== DATASET ENTRIES

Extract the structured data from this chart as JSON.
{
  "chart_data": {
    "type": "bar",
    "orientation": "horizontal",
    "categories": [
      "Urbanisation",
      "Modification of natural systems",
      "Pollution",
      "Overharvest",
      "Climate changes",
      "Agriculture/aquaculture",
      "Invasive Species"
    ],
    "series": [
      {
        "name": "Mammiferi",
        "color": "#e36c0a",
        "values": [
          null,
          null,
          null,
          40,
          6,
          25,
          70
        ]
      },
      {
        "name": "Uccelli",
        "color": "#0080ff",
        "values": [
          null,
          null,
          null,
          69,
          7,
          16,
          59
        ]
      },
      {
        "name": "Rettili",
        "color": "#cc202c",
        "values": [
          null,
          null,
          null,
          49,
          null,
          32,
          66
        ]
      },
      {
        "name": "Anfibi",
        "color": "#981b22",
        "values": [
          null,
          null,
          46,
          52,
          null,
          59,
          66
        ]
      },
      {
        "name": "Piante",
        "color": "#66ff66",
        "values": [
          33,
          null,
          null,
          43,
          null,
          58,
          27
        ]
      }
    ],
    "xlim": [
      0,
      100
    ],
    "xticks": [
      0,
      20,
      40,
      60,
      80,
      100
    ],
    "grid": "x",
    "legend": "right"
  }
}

====

• WHAT IS ASKED: Scan the entries above. Copy each line that has the string "color".

• COMPLETE RESPONSE:
        "color": "#e36c0a",
        "color": "#0080ff",
        "color": "#cc202c",
        "color": "#981b22",
        "color": "#66ff66",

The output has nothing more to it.